[Records about charts and figures]
--------------------
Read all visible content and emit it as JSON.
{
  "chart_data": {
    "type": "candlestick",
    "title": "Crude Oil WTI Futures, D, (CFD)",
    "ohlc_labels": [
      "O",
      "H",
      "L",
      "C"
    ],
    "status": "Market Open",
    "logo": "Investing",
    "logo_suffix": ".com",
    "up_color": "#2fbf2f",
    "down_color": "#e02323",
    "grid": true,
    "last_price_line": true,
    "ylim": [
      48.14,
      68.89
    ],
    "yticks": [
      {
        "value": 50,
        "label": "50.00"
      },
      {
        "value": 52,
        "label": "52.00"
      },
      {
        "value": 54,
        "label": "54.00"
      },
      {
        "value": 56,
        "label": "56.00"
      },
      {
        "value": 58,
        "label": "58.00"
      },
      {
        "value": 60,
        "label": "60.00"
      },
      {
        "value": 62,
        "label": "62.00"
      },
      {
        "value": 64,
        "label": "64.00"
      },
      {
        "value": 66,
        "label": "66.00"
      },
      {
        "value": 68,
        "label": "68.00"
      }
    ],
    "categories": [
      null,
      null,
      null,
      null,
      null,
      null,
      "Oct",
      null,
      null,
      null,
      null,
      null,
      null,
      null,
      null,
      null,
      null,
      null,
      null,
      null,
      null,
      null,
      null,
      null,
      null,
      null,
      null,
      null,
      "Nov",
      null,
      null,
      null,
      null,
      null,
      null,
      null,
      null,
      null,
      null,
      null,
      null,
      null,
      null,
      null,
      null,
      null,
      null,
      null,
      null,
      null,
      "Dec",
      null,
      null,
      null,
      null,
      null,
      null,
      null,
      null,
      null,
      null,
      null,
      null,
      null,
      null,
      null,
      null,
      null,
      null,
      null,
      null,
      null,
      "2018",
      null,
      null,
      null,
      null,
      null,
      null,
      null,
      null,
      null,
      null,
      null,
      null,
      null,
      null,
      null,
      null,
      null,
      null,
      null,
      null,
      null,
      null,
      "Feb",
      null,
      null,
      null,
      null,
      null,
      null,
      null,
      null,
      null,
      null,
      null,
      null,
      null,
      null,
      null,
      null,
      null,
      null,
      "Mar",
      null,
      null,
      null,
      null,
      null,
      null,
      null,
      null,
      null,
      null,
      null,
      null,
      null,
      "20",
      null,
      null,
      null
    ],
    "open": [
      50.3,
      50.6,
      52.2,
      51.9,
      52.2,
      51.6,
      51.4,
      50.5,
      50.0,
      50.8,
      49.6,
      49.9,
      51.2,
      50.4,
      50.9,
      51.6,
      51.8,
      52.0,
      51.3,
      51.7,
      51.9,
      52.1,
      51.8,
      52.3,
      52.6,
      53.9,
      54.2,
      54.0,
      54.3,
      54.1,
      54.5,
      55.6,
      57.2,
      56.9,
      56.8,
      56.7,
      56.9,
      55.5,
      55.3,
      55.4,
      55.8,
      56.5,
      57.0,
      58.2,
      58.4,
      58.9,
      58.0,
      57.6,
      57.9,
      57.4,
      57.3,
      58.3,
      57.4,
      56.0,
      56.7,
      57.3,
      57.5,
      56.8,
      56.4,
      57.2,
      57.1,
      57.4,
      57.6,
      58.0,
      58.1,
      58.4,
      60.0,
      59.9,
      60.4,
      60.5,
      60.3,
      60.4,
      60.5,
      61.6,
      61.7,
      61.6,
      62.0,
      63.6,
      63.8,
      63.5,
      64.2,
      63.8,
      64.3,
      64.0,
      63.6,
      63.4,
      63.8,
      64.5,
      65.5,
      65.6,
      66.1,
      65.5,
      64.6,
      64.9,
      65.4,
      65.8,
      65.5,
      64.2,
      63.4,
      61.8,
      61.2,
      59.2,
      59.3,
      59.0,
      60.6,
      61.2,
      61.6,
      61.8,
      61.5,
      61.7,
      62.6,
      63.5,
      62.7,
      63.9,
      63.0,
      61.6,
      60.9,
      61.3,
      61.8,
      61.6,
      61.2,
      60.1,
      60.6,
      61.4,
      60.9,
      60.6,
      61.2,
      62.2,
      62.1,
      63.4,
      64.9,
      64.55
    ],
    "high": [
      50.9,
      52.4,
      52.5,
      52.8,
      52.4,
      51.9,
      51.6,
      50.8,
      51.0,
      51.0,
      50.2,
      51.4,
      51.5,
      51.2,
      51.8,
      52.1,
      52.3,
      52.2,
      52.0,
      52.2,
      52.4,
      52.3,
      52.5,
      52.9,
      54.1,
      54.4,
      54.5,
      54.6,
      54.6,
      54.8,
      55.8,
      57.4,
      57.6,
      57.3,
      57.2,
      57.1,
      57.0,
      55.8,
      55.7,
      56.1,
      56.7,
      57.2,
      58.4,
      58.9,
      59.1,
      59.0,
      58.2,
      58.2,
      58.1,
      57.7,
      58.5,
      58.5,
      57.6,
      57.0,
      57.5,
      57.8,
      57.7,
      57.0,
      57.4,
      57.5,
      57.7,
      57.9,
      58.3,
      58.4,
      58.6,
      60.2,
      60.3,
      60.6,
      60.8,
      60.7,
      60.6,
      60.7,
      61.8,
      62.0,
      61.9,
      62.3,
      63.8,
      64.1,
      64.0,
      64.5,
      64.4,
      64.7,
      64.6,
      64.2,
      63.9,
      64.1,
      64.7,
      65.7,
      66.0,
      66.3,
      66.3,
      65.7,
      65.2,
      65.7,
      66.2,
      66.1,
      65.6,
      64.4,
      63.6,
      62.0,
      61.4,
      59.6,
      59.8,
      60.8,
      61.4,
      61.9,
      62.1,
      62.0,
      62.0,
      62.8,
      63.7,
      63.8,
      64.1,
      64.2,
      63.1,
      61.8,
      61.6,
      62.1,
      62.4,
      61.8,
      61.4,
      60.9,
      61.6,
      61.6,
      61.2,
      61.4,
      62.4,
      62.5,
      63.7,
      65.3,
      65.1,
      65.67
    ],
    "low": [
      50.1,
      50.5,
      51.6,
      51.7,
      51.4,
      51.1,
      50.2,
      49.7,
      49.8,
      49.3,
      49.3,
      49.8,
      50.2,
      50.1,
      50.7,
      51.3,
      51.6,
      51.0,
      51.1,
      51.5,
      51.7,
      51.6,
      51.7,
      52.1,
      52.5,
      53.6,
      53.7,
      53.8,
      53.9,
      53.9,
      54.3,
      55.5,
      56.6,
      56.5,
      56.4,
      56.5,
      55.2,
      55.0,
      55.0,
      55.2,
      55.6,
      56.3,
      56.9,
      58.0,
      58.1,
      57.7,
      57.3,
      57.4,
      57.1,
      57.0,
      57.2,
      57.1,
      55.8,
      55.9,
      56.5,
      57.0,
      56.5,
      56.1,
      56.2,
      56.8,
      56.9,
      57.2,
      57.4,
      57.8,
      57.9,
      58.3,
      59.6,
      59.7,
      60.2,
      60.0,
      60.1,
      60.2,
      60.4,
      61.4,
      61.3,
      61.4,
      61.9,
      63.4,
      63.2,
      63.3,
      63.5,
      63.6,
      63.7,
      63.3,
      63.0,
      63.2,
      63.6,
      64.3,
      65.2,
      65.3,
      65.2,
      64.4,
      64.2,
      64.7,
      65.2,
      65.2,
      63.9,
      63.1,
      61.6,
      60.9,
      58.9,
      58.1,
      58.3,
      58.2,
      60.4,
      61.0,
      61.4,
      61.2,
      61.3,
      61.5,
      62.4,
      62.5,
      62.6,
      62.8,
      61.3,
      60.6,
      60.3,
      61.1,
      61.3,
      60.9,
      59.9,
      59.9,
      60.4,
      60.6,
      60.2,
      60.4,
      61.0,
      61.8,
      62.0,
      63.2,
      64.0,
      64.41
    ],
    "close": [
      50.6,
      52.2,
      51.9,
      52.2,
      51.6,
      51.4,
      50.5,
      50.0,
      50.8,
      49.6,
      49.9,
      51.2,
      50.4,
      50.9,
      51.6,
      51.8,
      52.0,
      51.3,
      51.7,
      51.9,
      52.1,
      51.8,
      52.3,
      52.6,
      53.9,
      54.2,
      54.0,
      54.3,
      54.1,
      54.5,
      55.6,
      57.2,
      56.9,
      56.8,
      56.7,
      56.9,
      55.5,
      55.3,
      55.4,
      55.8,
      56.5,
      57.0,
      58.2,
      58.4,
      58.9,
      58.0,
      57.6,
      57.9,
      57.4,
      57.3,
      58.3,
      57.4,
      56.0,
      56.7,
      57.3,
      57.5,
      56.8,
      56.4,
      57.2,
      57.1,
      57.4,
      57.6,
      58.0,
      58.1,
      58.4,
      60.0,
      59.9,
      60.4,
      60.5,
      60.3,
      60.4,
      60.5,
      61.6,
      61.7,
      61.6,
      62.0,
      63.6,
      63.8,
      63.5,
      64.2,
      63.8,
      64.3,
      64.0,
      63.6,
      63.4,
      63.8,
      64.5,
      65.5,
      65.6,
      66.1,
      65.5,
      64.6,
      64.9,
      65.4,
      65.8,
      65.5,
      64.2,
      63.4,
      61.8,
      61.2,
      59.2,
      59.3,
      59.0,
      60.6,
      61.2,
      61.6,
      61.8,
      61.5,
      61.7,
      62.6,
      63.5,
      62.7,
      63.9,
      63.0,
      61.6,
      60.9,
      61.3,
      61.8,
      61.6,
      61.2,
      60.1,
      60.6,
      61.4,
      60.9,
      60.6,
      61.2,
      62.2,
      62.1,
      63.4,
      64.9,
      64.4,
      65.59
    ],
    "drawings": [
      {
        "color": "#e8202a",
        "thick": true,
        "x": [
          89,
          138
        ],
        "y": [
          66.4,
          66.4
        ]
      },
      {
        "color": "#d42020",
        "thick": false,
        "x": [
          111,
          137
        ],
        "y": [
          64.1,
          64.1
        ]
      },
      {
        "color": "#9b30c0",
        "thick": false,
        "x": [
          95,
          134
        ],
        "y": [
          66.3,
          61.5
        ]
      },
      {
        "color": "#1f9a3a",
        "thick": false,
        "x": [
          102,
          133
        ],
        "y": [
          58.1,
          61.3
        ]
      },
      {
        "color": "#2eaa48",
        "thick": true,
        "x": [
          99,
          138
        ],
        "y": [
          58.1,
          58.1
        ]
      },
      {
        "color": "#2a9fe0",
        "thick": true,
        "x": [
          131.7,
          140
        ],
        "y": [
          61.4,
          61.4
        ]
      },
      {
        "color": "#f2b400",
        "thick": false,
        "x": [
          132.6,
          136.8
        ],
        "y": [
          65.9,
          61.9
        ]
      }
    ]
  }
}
--------------------
What you will do: Go through the material and copy out every line with "value" in it.

Worked solution:
        "value": 50,
        "value": 52,
        "value": 54,
        "value": 56,
        "value": 58,
        "value": 60,
        "value": 62,
        "value": 64,
        "value": 66,
        "value": 68,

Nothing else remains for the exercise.